**Stated goal:** Search the material below for the word "siyang" and copy every line in which it occurs.

**Record set:**
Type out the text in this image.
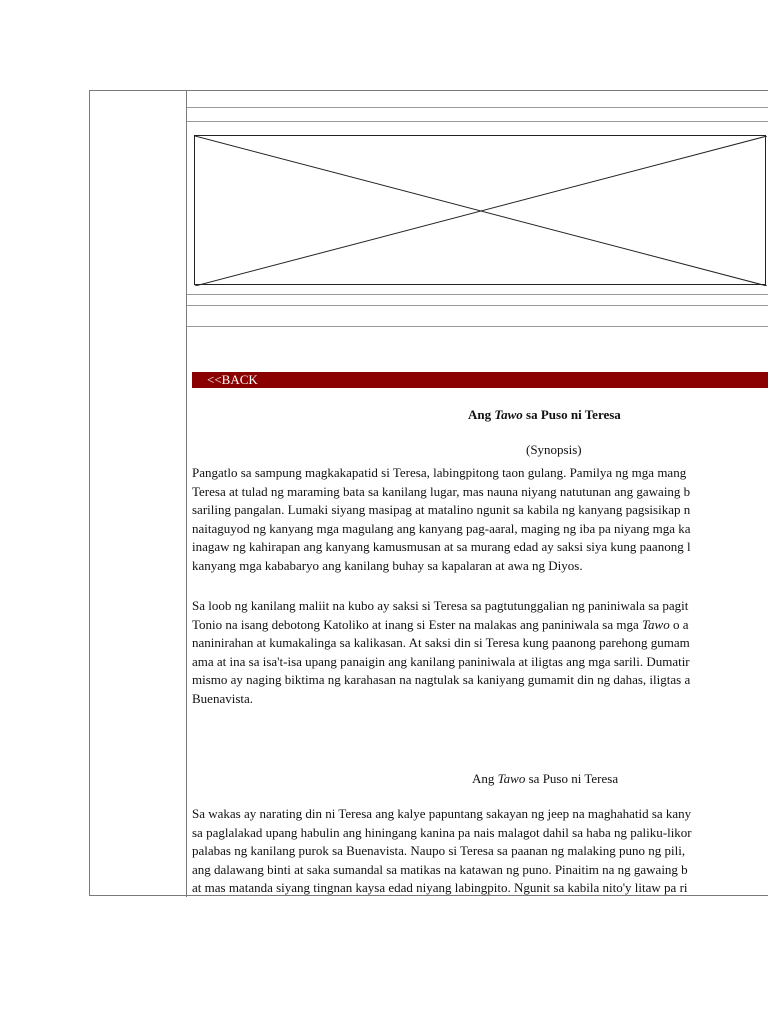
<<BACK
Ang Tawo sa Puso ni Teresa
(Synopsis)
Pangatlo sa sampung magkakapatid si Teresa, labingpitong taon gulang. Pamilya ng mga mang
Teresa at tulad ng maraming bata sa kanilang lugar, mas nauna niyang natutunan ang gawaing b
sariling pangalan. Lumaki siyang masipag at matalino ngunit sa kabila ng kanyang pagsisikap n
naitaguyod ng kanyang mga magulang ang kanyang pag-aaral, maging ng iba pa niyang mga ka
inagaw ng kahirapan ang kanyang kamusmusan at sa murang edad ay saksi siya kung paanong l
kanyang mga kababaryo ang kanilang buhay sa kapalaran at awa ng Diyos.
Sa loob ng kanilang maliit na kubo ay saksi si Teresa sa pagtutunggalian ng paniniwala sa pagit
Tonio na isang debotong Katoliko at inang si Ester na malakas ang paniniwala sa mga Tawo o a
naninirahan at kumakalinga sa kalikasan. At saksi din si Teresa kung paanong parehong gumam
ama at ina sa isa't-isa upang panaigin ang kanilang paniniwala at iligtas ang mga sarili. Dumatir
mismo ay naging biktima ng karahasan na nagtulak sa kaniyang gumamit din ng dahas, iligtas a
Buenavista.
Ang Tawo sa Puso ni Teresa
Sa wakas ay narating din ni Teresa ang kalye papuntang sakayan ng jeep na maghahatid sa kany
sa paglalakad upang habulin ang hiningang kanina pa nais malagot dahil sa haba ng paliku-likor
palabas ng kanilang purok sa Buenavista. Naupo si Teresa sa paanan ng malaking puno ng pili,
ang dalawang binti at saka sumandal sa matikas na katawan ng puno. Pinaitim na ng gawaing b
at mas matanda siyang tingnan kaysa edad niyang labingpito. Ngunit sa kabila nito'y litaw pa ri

---

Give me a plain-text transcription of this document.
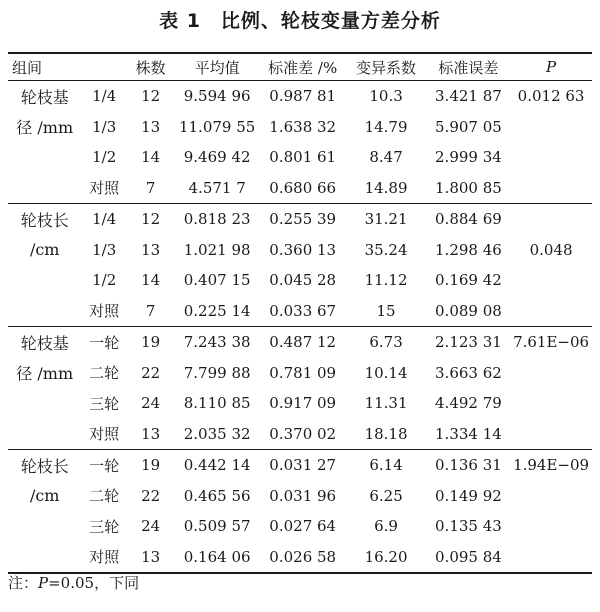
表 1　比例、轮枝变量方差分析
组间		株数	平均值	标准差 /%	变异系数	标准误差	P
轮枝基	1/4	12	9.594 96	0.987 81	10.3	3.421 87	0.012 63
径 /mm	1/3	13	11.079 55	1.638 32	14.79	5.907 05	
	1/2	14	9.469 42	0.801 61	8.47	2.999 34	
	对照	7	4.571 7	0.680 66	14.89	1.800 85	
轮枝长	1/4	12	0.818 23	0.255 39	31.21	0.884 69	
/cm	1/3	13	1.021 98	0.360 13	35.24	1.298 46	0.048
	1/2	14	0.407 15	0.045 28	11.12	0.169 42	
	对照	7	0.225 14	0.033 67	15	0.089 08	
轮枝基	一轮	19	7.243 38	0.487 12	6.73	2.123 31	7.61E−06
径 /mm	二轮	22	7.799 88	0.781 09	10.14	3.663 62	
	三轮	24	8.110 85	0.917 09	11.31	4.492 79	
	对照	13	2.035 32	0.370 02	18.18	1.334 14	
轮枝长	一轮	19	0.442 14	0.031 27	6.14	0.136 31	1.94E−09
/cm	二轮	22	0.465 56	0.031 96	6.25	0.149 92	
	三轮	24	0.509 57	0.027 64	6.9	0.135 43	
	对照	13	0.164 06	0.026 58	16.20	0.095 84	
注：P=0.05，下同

**Task result:**
sariling pangalan. Lumaki siyang masipag at matalino ngunit sa kabila ng kanyang pagsisikap n
at mas matanda siyang tingnan kaysa edad niyang labingpito. Ngunit sa kabila nito'y litaw pa ri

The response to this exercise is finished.